Written problem: Copy each line below exactly and leave the pictures out.

=-=-=-=-=

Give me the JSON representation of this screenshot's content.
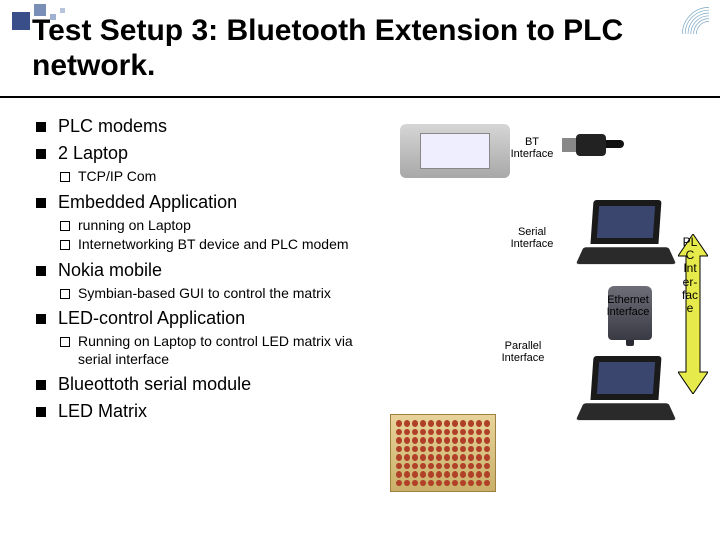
{
  "title": "Test Setup 3: Bluetooth Extension to PLC network.",
  "bullets": {
    "b1": "PLC modems",
    "b2": "2 Laptop",
    "b2_1": "TCP/IP Com",
    "b3": "Embedded Application",
    "b3_1": "running on Laptop",
    "b3_2": "Internetworking BT device and PLC modem",
    "b4": "Nokia mobile",
    "b4_1": "Symbian-based GUI to control the matrix",
    "b5": "LED-control Application",
    "b5_1": "Running on Laptop to control LED matrix via serial interface",
    "b6": "Blueottoth serial module",
    "b7": "LED Matrix"
  },
  "labels": {
    "bt": "BT Interface",
    "serial": "Serial Interface",
    "ethernet": "Ethernet Interface",
    "parallel": "Parallel Interface",
    "plc": "PL C Int er- fac e"
  }
}
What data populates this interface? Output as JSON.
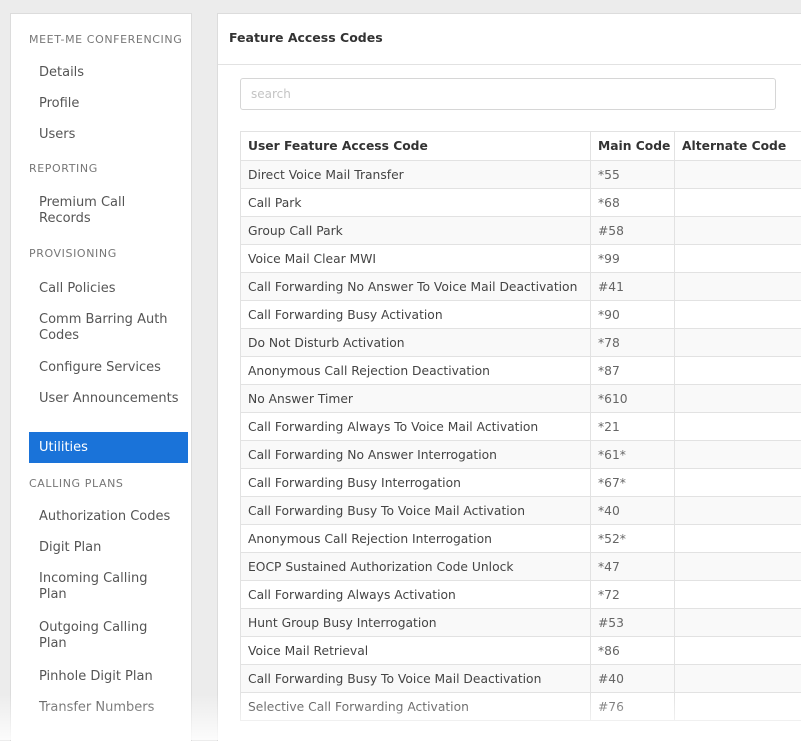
{
  "sidebar": {
    "sections": [
      {
        "header": "MEET-ME CONFERENCING",
        "items": [
          "Details",
          "Profile",
          "Users"
        ]
      },
      {
        "header": "REPORTING",
        "items": [
          "Premium Call Records"
        ]
      },
      {
        "header": "PROVISIONING",
        "items": [
          "Call Policies",
          "Comm Barring Auth Codes",
          "Configure Services",
          "User Announcements",
          "Utilities"
        ]
      },
      {
        "header": "CALLING PLANS",
        "items": [
          "Authorization Codes",
          "Digit Plan",
          "Incoming Calling Plan",
          "Outgoing Calling Plan",
          "Pinhole Digit Plan",
          "Transfer Numbers"
        ]
      }
    ],
    "active_item": "Utilities"
  },
  "main": {
    "title": "Feature Access Codes",
    "search": {
      "placeholder": "search",
      "value": ""
    },
    "table": {
      "columns": [
        "User Feature Access Code",
        "Main Code",
        "Alternate Code"
      ],
      "rows": [
        [
          "Direct Voice Mail Transfer",
          "*55",
          ""
        ],
        [
          "Call Park",
          "*68",
          ""
        ],
        [
          "Group Call Park",
          "#58",
          ""
        ],
        [
          "Voice Mail Clear MWI",
          "*99",
          ""
        ],
        [
          "Call Forwarding No Answer To Voice Mail Deactivation",
          "#41",
          ""
        ],
        [
          "Call Forwarding Busy Activation",
          "*90",
          ""
        ],
        [
          "Do Not Disturb Activation",
          "*78",
          ""
        ],
        [
          "Anonymous Call Rejection Deactivation",
          "*87",
          ""
        ],
        [
          "No Answer Timer",
          "*610",
          ""
        ],
        [
          "Call Forwarding Always To Voice Mail Activation",
          "*21",
          ""
        ],
        [
          "Call Forwarding No Answer Interrogation",
          "*61*",
          ""
        ],
        [
          "Call Forwarding Busy Interrogation",
          "*67*",
          ""
        ],
        [
          "Call Forwarding Busy To Voice Mail Activation",
          "*40",
          ""
        ],
        [
          "Anonymous Call Rejection Interrogation",
          "*52*",
          ""
        ],
        [
          "EOCP Sustained Authorization Code Unlock",
          "*47",
          ""
        ],
        [
          "Call Forwarding Always Activation",
          "*72",
          ""
        ],
        [
          "Hunt Group Busy Interrogation",
          "#53",
          ""
        ],
        [
          "Voice Mail Retrieval",
          "*86",
          ""
        ],
        [
          "Call Forwarding Busy To Voice Mail Deactivation",
          "#40",
          ""
        ],
        [
          "Selective Call Forwarding Activation",
          "#76",
          ""
        ]
      ]
    }
  },
  "colors": {
    "accent": "#1a73d9",
    "page_bg": "#ececec",
    "border": "#e2e2e2",
    "row_alt": "#f9f9f9"
  }
}
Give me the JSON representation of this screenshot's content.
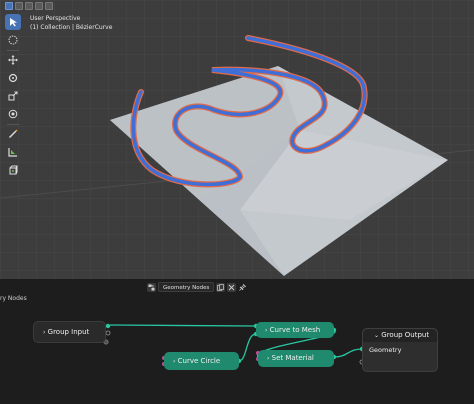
{
  "viewport": {
    "perspective_label": "User Perspective",
    "collection_label": "(1) Collection | BézierCurve",
    "colors": {
      "background": "#3d3d3d",
      "plane": "#c4c9ce",
      "curve_outer": "#e06a4a",
      "curve_inner": "#3f6fd6"
    }
  },
  "toolbar": {
    "icons": [
      "select-cursor-icon",
      "select-box-icon",
      "move-icon",
      "rotate-icon",
      "scale-icon",
      "transform-icon",
      "annotate-icon",
      "measure-icon",
      "add-cube-icon"
    ]
  },
  "node_editor": {
    "tree_name": "Geometry Nodes",
    "breadcrumb": "ry Nodes",
    "node_color": "#1f8a6d",
    "link_color": "#28c7a0",
    "nodes": {
      "group_input": "Group Input",
      "curve_to_mesh": "Curve to Mesh",
      "curve_circle": "Curve Circle",
      "set_material": "Set Material",
      "group_output": "Group Output",
      "geometry_socket": "Geometry"
    }
  },
  "chevron": "›"
}
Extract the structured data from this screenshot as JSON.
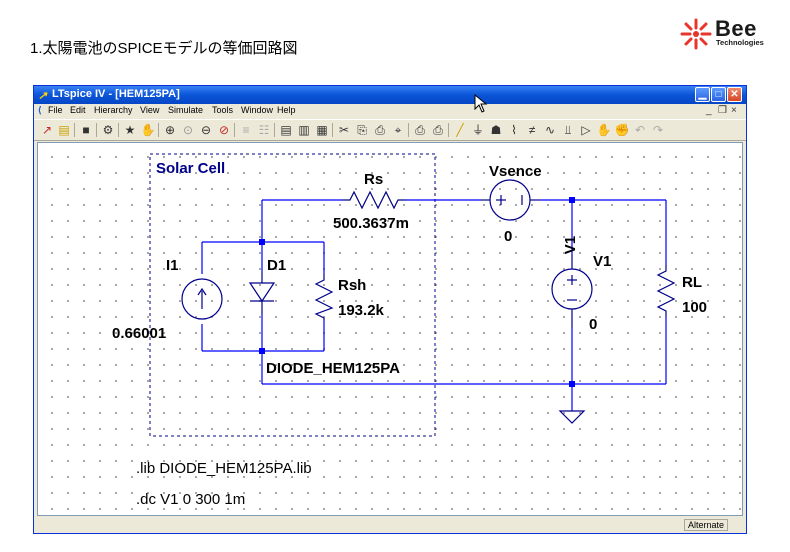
{
  "slide": {
    "heading": "1.太陽電池のSPICEモデルの等価回路図",
    "logo_name": "Bee",
    "logo_tagline": "Technologies"
  },
  "window": {
    "title": "LTspice IV - [HEM125PA]",
    "menu": [
      "File",
      "Edit",
      "Hierarchy",
      "View",
      "Simulate",
      "Tools",
      "Window",
      "Help"
    ],
    "status": "Alternate"
  },
  "schematic": {
    "box_label": "Solar Cell",
    "rs_name": "Rs",
    "rs_value": "500.3637m",
    "i1_name": "I1",
    "i1_value": "0.66001",
    "d1_name": "D1",
    "d1_model": "DIODE_HEM125PA",
    "rsh_name": "Rsh",
    "rsh_value": "193.2k",
    "vsence_name": "Vsence",
    "vsence_value": "0",
    "v1_netlabel": "V1",
    "v1_name": "V1",
    "v1_value": "0",
    "rl_name": "RL",
    "rl_value": "100",
    "directive_lib": ".lib DIODE_HEM125PA.lib",
    "directive_dc": ".dc V1 0 300 1m"
  },
  "colors": {
    "wire": "#0000ff",
    "component": "#00008b",
    "label": "#000000",
    "solar_label": "#00008b",
    "titlebar": "#0a55d8"
  }
}
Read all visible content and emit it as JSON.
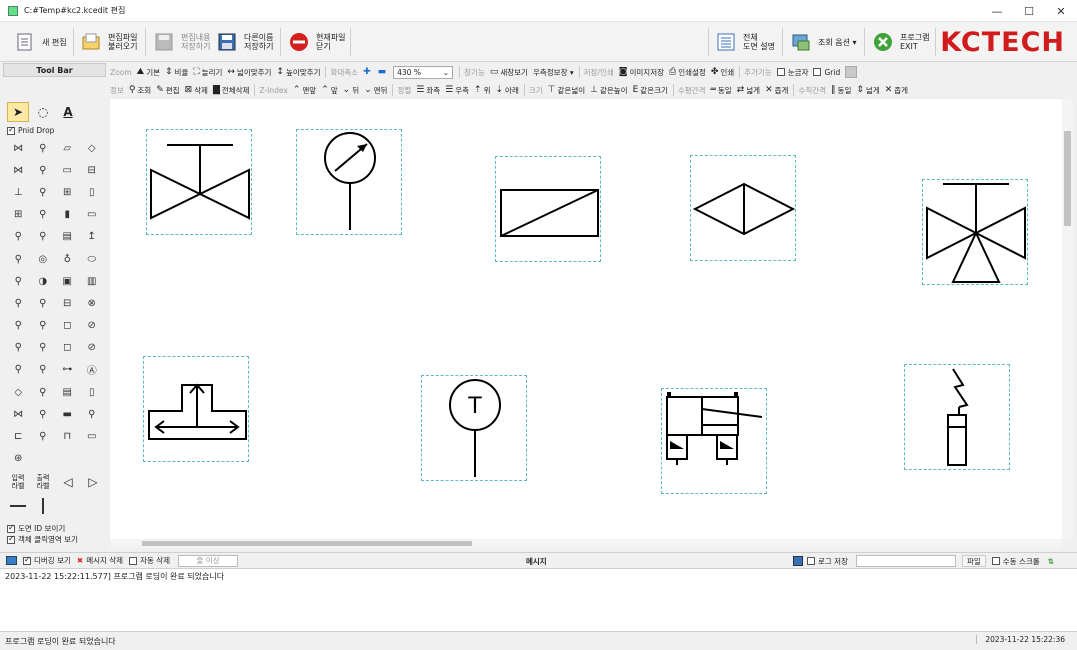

=-=-=-=-=

Task result:
Give me the JSON representation of this screenshot's content.
{
  "title": "Test Setup 3: Bluetooth Extension to PLC network.",
  "bullets": {
    "b1": "PLC modems",
    "b2": "2 Laptop",
    "b2_1": "TCP/IP Com",
    "b3": "Embedded Application",
    "b3_1": "running on Laptop",
    "b3_2": "Internetworking BT device and PLC modem",
    "b4": "Nokia mobile",
    "b4_1": "Symbian-based GUI to control the matrix",
    "b5": "LED-control Application",
    "b5_1": "Running on Laptop to control LED matrix via serial interface",
    "b6": "Blueottoth serial module",
    "b7": "LED Matrix"
  },
  "labels": {
    "bt": "BT Interface",
    "serial": "Serial Interface",
    "ethernet": "Ethernet Interface",
    "parallel": "Parallel Interface",
    "plc": "PL C Int er- fac e"
  }
}
What data populates this interface? Output as JSON.
{
  "sidebar": {
    "sections": [
      {
        "header": "MEET-ME CONFERENCING",
        "items": [
          "Details",
          "Profile",
          "Users"
        ]
      },
      {
        "header": "REPORTING",
        "items": [
          "Premium Call Records"
        ]
      },
      {
        "header": "PROVISIONING",
        "items": [
          "Call Policies",
          "Comm Barring Auth Codes",
          "Configure Services",
          "User Announcements",
          "Utilities"
        ]
      },
      {
        "header": "CALLING PLANS",
        "items": [
          "Authorization Codes",
          "Digit Plan",
          "Incoming Calling Plan",
          "Outgoing Calling Plan",
          "Pinhole Digit Plan",
          "Transfer Numbers"
        ]
      }
    ],
    "active_item": "Utilities"
  },
  "main": {
    "title": "Feature Access Codes",
    "search": {
      "placeholder": "search",
      "value": ""
    },
    "table": {
      "columns": [
        "User Feature Access Code",
        "Main Code",
        "Alternate Code"
      ],
      "rows": [
        [
          "Direct Voice Mail Transfer",
          "*55",
          ""
        ],
        [
          "Call Park",
          "*68",
          ""
        ],
        [
          "Group Call Park",
          "#58",
          ""
        ],
        [
          "Voice Mail Clear MWI",
          "*99",
          ""
        ],
        [
          "Call Forwarding No Answer To Voice Mail Deactivation",
          "#41",
          ""
        ],
        [
          "Call Forwarding Busy Activation",
          "*90",
          ""
        ],
        [
          "Do Not Disturb Activation",
          "*78",
          ""
        ],
        [
          "Anonymous Call Rejection Deactivation",
          "*87",
          ""
        ],
        [
          "No Answer Timer",
          "*610",
          ""
        ],
        [
          "Call Forwarding Always To Voice Mail Activation",
          "*21",
          ""
        ],
        [
          "Call Forwarding No Answer Interrogation",
          "*61*",
          ""
        ],
        [
          "Call Forwarding Busy Interrogation",
          "*67*",
          ""
        ],
        [
          "Call Forwarding Busy To Voice Mail Activation",
          "*40",
          ""
        ],
        [
          "Anonymous Call Rejection Interrogation",
          "*52*",
          ""
        ],
        [
          "EOCP Sustained Authorization Code Unlock",
          "*47",
          ""
        ],
        [
          "Call Forwarding Always Activation",
          "*72",
          ""
        ],
        [
          "Hunt Group Busy Interrogation",
          "#53",
          ""
        ],
        [
          "Voice Mail Retrieval",
          "*86",
          ""
        ],
        [
          "Call Forwarding Busy To Voice Mail Deactivation",
          "#40",
          ""
        ],
        [
          "Selective Call Forwarding Activation",
          "#76",
          ""
        ]
      ]
    }
  },
  "colors": {
    "accent": "#1a73d9",
    "page_bg": "#ececec",
    "border": "#e2e2e2",
    "row_alt": "#f9f9f9"
  }
}
Give me the JSON representation of this screenshot's content.
{
  "viewport": {
    "perspective_label": "User Perspective",
    "collection_label": "(1) Collection | BézierCurve",
    "colors": {
      "background": "#3d3d3d",
      "plane": "#c4c9ce",
      "curve_outer": "#e06a4a",
      "curve_inner": "#3f6fd6"
    }
  },
  "toolbar": {
    "icons": [
      "select-cursor-icon",
      "select-box-icon",
      "move-icon",
      "rotate-icon",
      "scale-icon",
      "transform-icon",
      "annotate-icon",
      "measure-icon",
      "add-cube-icon"
    ]
  },
  "node_editor": {
    "tree_name": "Geometry Nodes",
    "breadcrumb": "ry Nodes",
    "node_color": "#1f8a6d",
    "link_color": "#28c7a0",
    "nodes": {
      "group_input": "Group Input",
      "curve_to_mesh": "Curve to Mesh",
      "curve_circle": "Curve Circle",
      "set_material": "Set Material",
      "group_output": "Group Output",
      "geometry_socket": "Geometry"
    }
  },
  "chevron": "›"
}
Extract the structured data from this screenshot as JSON.
{
  "slide": {
    "heading": "1.太陽電池のSPICEモデルの等価回路図",
    "logo_name": "Bee",
    "logo_tagline": "Technologies"
  },
  "window": {
    "title": "LTspice IV - [HEM125PA]",
    "menu": [
      "File",
      "Edit",
      "Hierarchy",
      "View",
      "Simulate",
      "Tools",
      "Window",
      "Help"
    ],
    "status": "Alternate"
  },
  "schematic": {
    "box_label": "Solar Cell",
    "rs_name": "Rs",
    "rs_value": "500.3637m",
    "i1_name": "I1",
    "i1_value": "0.66001",
    "d1_name": "D1",
    "d1_model": "DIODE_HEM125PA",
    "rsh_name": "Rsh",
    "rsh_value": "193.2k",
    "vsence_name": "Vsence",
    "vsence_value": "0",
    "v1_netlabel": "V1",
    "v1_name": "V1",
    "v1_value": "0",
    "rl_name": "RL",
    "rl_value": "100",
    "directive_lib": ".lib DIODE_HEM125PA.lib",
    "directive_dc": ".dc V1 0 300 1m"
  },
  "colors": {
    "wire": "#0000ff",
    "component": "#00008b",
    "label": "#000000",
    "solar_label": "#00008b",
    "titlebar": "#0a55d8"
  }
}
Read all visible content and emit it as JSON.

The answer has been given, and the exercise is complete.